Start DATA SHOWN

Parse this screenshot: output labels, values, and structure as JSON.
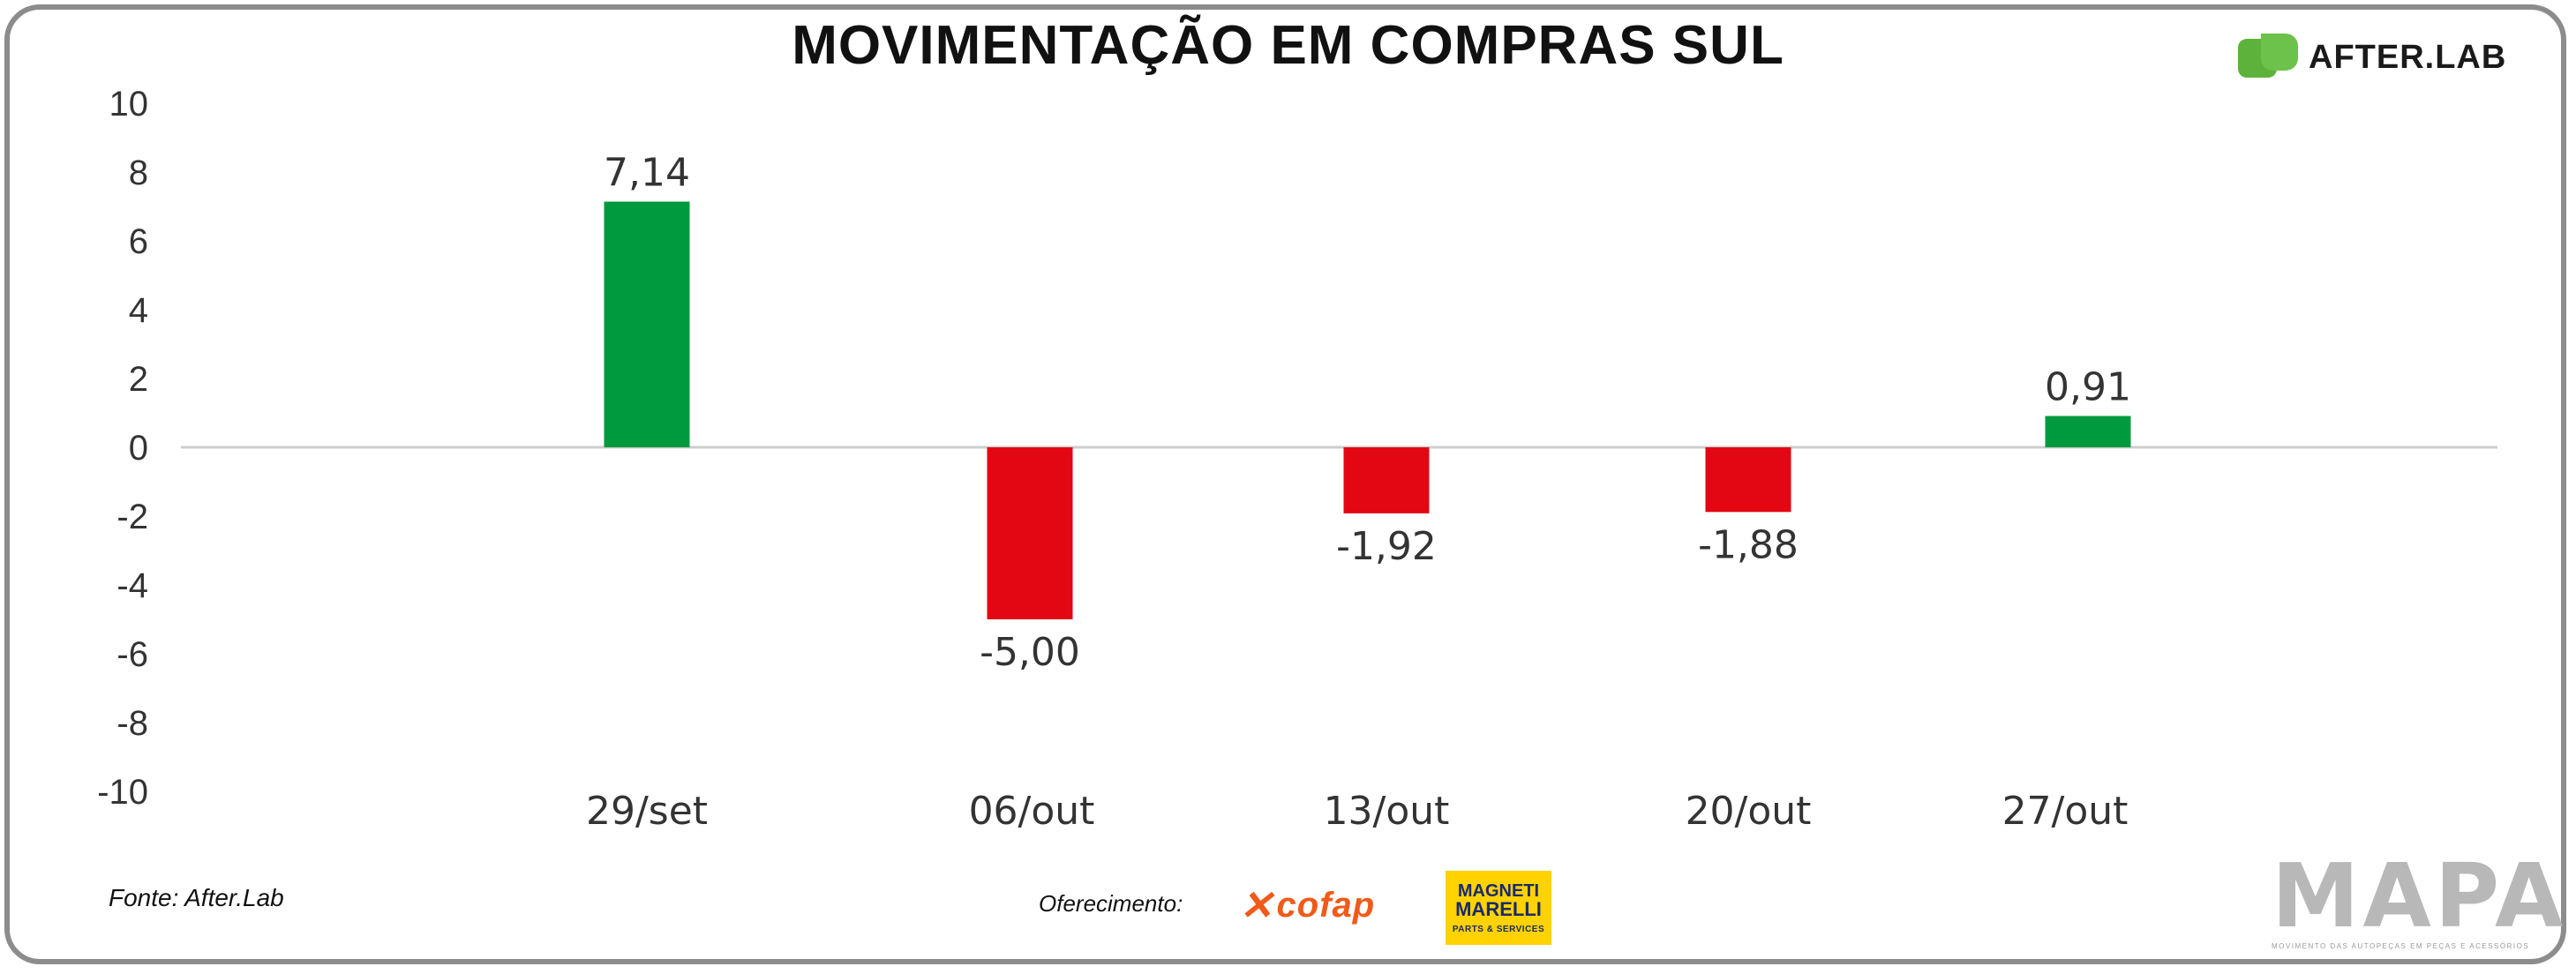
{
  "header": {
    "title": "MOVIMENTAÇÃO EM COMPRAS SUL",
    "brand": "AFTER.LAB"
  },
  "footer": {
    "source": "Fonte: After.Lab",
    "sponsor_label": "Oferecimento:",
    "sponsor_1": "cofap",
    "sponsor_2_line1": "MAGNETI",
    "sponsor_2_line2": "MARELLI",
    "sponsor_2_line3": "PARTS & SERVICES",
    "publisher": "MAPA",
    "publisher_tagline": "MOVIMENTO DAS AUTOPEÇAS EM PEÇAS E ACESSÓRIOS"
  },
  "chart_data": {
    "type": "bar",
    "title": "MOVIMENTAÇÃO EM COMPRAS SUL",
    "xlabel": "",
    "ylabel": "",
    "categories": [
      "29/set",
      "06/out",
      "13/out",
      "20/out",
      "27/out"
    ],
    "values": [
      7.14,
      -5.0,
      -1.92,
      -1.88,
      0.91
    ],
    "value_labels": [
      "7,14",
      "-5,00",
      "-1,92",
      "-1,88",
      "0,91"
    ],
    "ylim": [
      -10,
      10
    ],
    "yticks": [
      10,
      8,
      6,
      4,
      2,
      0,
      -2,
      -4,
      -6,
      -8,
      -10
    ],
    "grid": false,
    "legend": "none",
    "colors": {
      "positive": "#009a3e",
      "negative": "#e30613",
      "axis": "#cccccc",
      "text": "#333333"
    }
  }
}
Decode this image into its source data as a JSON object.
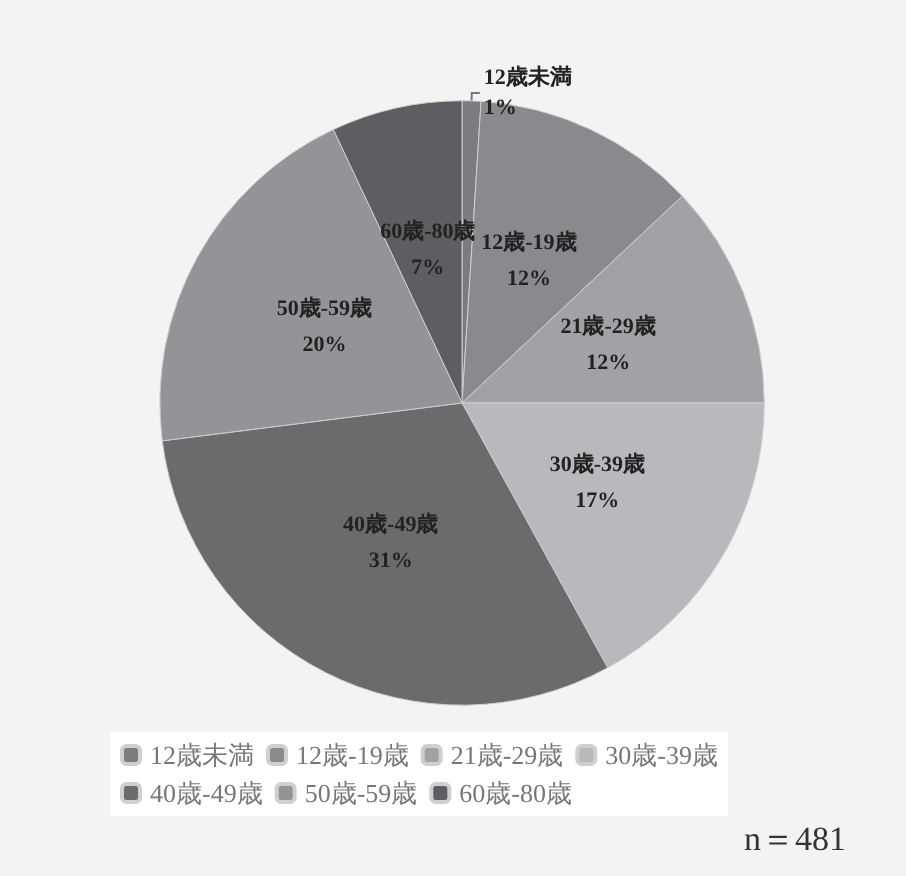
{
  "chart_data": {
    "type": "pie",
    "categories": [
      "12歳未満",
      "12歳-19歳",
      "21歳-29歳",
      "30歳-39歳",
      "40歳-49歳",
      "50歳-59歳",
      "60歳-80歳"
    ],
    "values": [
      1,
      12,
      12,
      17,
      31,
      20,
      7
    ],
    "value_labels": [
      "1%",
      "12%",
      "12%",
      "17%",
      "31%",
      "20%",
      "7%"
    ],
    "colors": [
      "#7c7c80",
      "#8a8a8e",
      "#a2a2a6",
      "#b9b9bd",
      "#6b6b6e",
      "#949498",
      "#5e5e62"
    ],
    "legend": "bottom",
    "annotations": [
      "n＝481"
    ]
  }
}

End DATA SHOWN

STATED GOAL:
Pictures are to be left out; all else in the entries above is to be quoted exactly.

TASK ANSWER:
Parse this screenshot: output labels, values, and structure as JSON.
{
  "header": {
    "title": "MOVIMENTAÇÃO EM COMPRAS SUL",
    "brand": "AFTER.LAB"
  },
  "footer": {
    "source": "Fonte: After.Lab",
    "sponsor_label": "Oferecimento:",
    "sponsor_1": "cofap",
    "sponsor_2_line1": "MAGNETI",
    "sponsor_2_line2": "MARELLI",
    "sponsor_2_line3": "PARTS & SERVICES",
    "publisher": "MAPA",
    "publisher_tagline": "MOVIMENTO DAS AUTOPEÇAS EM PEÇAS E ACESSÓRIOS"
  },
  "chart_data": {
    "type": "bar",
    "title": "MOVIMENTAÇÃO EM COMPRAS SUL",
    "xlabel": "",
    "ylabel": "",
    "categories": [
      "29/set",
      "06/out",
      "13/out",
      "20/out",
      "27/out"
    ],
    "values": [
      7.14,
      -5.0,
      -1.92,
      -1.88,
      0.91
    ],
    "value_labels": [
      "7,14",
      "-5,00",
      "-1,92",
      "-1,88",
      "0,91"
    ],
    "ylim": [
      -10,
      10
    ],
    "yticks": [
      10,
      8,
      6,
      4,
      2,
      0,
      -2,
      -4,
      -6,
      -8,
      -10
    ],
    "grid": false,
    "legend": "none",
    "colors": {
      "positive": "#009a3e",
      "negative": "#e30613",
      "axis": "#cccccc",
      "text": "#333333"
    }
  }
}
Decode this image into its source data as a JSON object.
{
  "chart_data": {
    "type": "pie",
    "categories": [
      "12歳未満",
      "12歳-19歳",
      "21歳-29歳",
      "30歳-39歳",
      "40歳-49歳",
      "50歳-59歳",
      "60歳-80歳"
    ],
    "values": [
      1,
      12,
      12,
      17,
      31,
      20,
      7
    ],
    "value_labels": [
      "1%",
      "12%",
      "12%",
      "17%",
      "31%",
      "20%",
      "7%"
    ],
    "colors": [
      "#7c7c80",
      "#8a8a8e",
      "#a2a2a6",
      "#b9b9bd",
      "#6b6b6e",
      "#949498",
      "#5e5e62"
    ],
    "legend": "bottom",
    "annotations": [
      "n＝481"
    ]
  }
}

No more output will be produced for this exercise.